Restate the whole listing word for word. Pictures are left out.
####
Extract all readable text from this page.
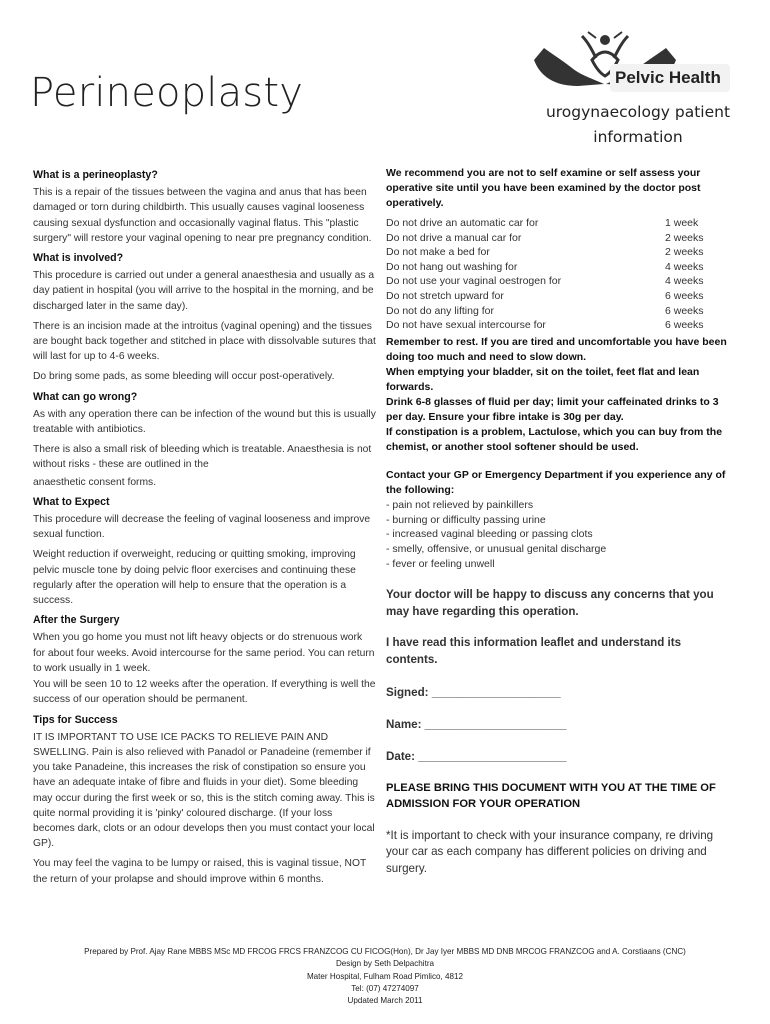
Perineoplasty	Pelvic Health
urogynaecology patient
information
What is a perineoplasty?

This is a repair of the tissues between the vagina and anus that has been damaged or torn during childbirth. This usually causes vaginal looseness causing sexual dysfunction and occasionally vaginal flatus. This "plastic surgery" will restore your vaginal opening to near pre pregnancy condition.

What is involved?

This procedure is carried out under a general anaesthesia and usually as a day patient in hospital (you will arrive to the hospital in the morning, and be discharged later in the same day).

There is an incision made at the introitus (vaginal opening) and the tissues are bought back together and stitched in place with dissolvable sutures that will last for up to 4-6 weeks.

Do bring some pads, as some bleeding will occur post-operatively.

What can go wrong?

As with any operation there can be infection of the wound but this is usually treatable with antibiotics.

There is also a small risk of bleeding which is treatable. Anaesthesia is not without risks - these are outlined in the

anaesthetic consent forms.

What to Expect

This procedure will decrease the feeling of vaginal looseness and improve sexual function.

Weight reduction if overweight, reducing or quitting smoking, improving pelvic muscle tone by doing pelvic floor exercises and continuing these regularly after the operation will help to ensure that the operation is a success.

After the Surgery

When you go home you must not lift heavy objects or do strenuous work for about four weeks. Avoid intercourse for the same period. You can return to work usually in 1 week.

You will be seen 10 to 12 weeks after the operation. If everything is well the success of our operation should be permanent.

Tips for Success

IT IS IMPORTANT TO USE ICE PACKS TO RELIEVE PAIN AND SWELLING. Pain is also relieved with Panadol or Panadeine (remember if you take Panadeine, this increases the risk of constipation so ensure you have an adequate intake of fibre and fluids in your diet). Some bleeding may occur during the first week or so, this is the stitch coming away. This is quite normal providing it is 'pinky' coloured discharge. (If your loss becomes dark, clots or an odour develops then you must contact your local GP).

You may feel the vagina to be lumpy or raised, this is vaginal tissue, NOT the return of your prolapse and should improve within 6 months.

We recommend you are not to self examine or self assess your operative site until you have been examined by the doctor post operatively.

Do not drive an automatic car for	1 week
Do not drive a manual car for	2 weeks
Do not make a bed for	2 weeks
Do not hang out washing for	4 weeks
Do not use your vaginal oestrogen for	4 weeks
Do not stretch upward for	6 weeks
Do not do any lifting for	6 weeks
Do not have sexual intercourse for	6 weeks

Remember to rest. If you are tired and uncomfortable you have been doing too much and need to slow down.

When emptying your bladder, sit on the toilet, feet flat and lean forwards.

Drink 6-8 glasses of fluid per day; limit your caffeinated drinks to 3 per day. Ensure your fibre intake is 30g per day.

If constipation is a problem, Lactulose, which you can buy from the chemist, or another stool softener should be used.

Contact your GP or Emergency Department if you experience any of the following:

- pain not relieved by painkillers
- burning or difficulty passing urine
- increased vaginal bleeding or passing clots
- smelly, offensive, or unusual genital discharge
- fever or feeling unwell

Your doctor will be happy to discuss any concerns that you may have regarding this operation.

I have read this information leaflet and understand its contents.

Signed: ____________________

Name: ______________________

Date: _______________________

PLEASE BRING THIS DOCUMENT WITH YOU AT THE TIME OF ADMISSION FOR YOUR OPERATION

*It is important to check with your insurance company, re driving your car as each company has different policies on driving and surgery.

Prepared by Prof. Ajay Rane MBBS MSc MD FRCOG FRCS FRANZCOG CU FICOG(Hon), Dr Jay Iyer MBBS MD DNB MRCOG FRANZCOG and A. Corstiaans (CNC)
Design by Seth Delpachitra
Mater Hospital, Fulham Road Pimlico, 4812
Tel: (07) 47274097
Updated March 2011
####
REPLY TO THE TASK —
Extract all readable text from this page.
Perineoplasty	Pelvic Health
urogynaecology patient
information
What is a perineoplasty?

This is a repair of the tissues between the vagina and anus that has been damaged or torn during childbirth. This usually causes vaginal looseness causing sexual dysfunction and occasionally vaginal flatus. This "plastic surgery" will restore your vaginal opening to near pre pregnancy condition.

What is involved?

This procedure is carried out under a general anaesthesia and usually as a day patient in hospital (you will arrive to the hospital in the morning, and be discharged later in the same day).

There is an incision made at the introitus (vaginal opening) and the tissues are bought back together and stitched in place with dissolvable sutures that will last for up to 4-6 weeks.

Do bring some pads, as some bleeding will occur post-operatively.

What can go wrong?

As with any operation there can be infection of the wound but this is usually treatable with antibiotics.

There is also a small risk of bleeding which is treatable. Anaesthesia is not without risks - these are outlined in the

anaesthetic consent forms.

What to Expect

This procedure will decrease the feeling of vaginal looseness and improve sexual function.

Weight reduction if overweight, reducing or quitting smoking, improving pelvic muscle tone by doing pelvic floor exercises and continuing these regularly after the operation will help to ensure that the operation is a success.

After the Surgery

When you go home you must not lift heavy objects or do strenuous work for about four weeks. Avoid intercourse for the same period. You can return to work usually in 1 week.

You will be seen 10 to 12 weeks after the operation. If everything is well the success of our operation should be permanent.

Tips for Success

IT IS IMPORTANT TO USE ICE PACKS TO RELIEVE PAIN AND SWELLING. Pain is also relieved with Panadol or Panadeine (remember if you take Panadeine, this increases the risk of constipation so ensure you have an adequate intake of fibre and fluids in your diet). Some bleeding may occur during the first week or so, this is the stitch coming away. This is quite normal providing it is 'pinky' coloured discharge. (If your loss becomes dark, clots or an odour develops then you must contact your local GP).

You may feel the vagina to be lumpy or raised, this is vaginal tissue, NOT the return of your prolapse and should improve within 6 months.

We recommend you are not to self examine or self assess your operative site until you have been examined by the doctor post operatively.

Do not drive an automatic car for	1 week
Do not drive a manual car for	2 weeks
Do not make a bed for	2 weeks
Do not hang out washing for	4 weeks
Do not use your vaginal oestrogen for	4 weeks
Do not stretch upward for	6 weeks
Do not do any lifting for	6 weeks
Do not have sexual intercourse for	6 weeks

Remember to rest. If you are tired and uncomfortable you have been doing too much and need to slow down.

When emptying your bladder, sit on the toilet, feet flat and lean forwards.

Drink 6-8 glasses of fluid per day; limit your caffeinated drinks to 3 per day. Ensure your fibre intake is 30g per day.

If constipation is a problem, Lactulose, which you can buy from the chemist, or another stool softener should be used.

Contact your GP or Emergency Department if you experience any of the following:

- pain not relieved by painkillers
- burning or difficulty passing urine
- increased vaginal bleeding or passing clots
- smelly, offensive, or unusual genital discharge
- fever or feeling unwell

Your doctor will be happy to discuss any concerns that you may have regarding this operation.

I have read this information leaflet and understand its contents.

Signed: ____________________

Name: ______________________

Date: _______________________

PLEASE BRING THIS DOCUMENT WITH YOU AT THE TIME OF ADMISSION FOR YOUR OPERATION

*It is important to check with your insurance company, re driving your car as each company has different policies on driving and surgery.

Prepared by Prof. Ajay Rane MBBS MSc MD FRCOG FRCS FRANZCOG CU FICOG(Hon), Dr Jay Iyer MBBS MD DNB MRCOG FRANZCOG and A. Corstiaans (CNC)
Design by Seth Delpachitra
Mater Hospital, Fulham Road Pimlico, 4812
Tel: (07) 47274097
Updated March 2011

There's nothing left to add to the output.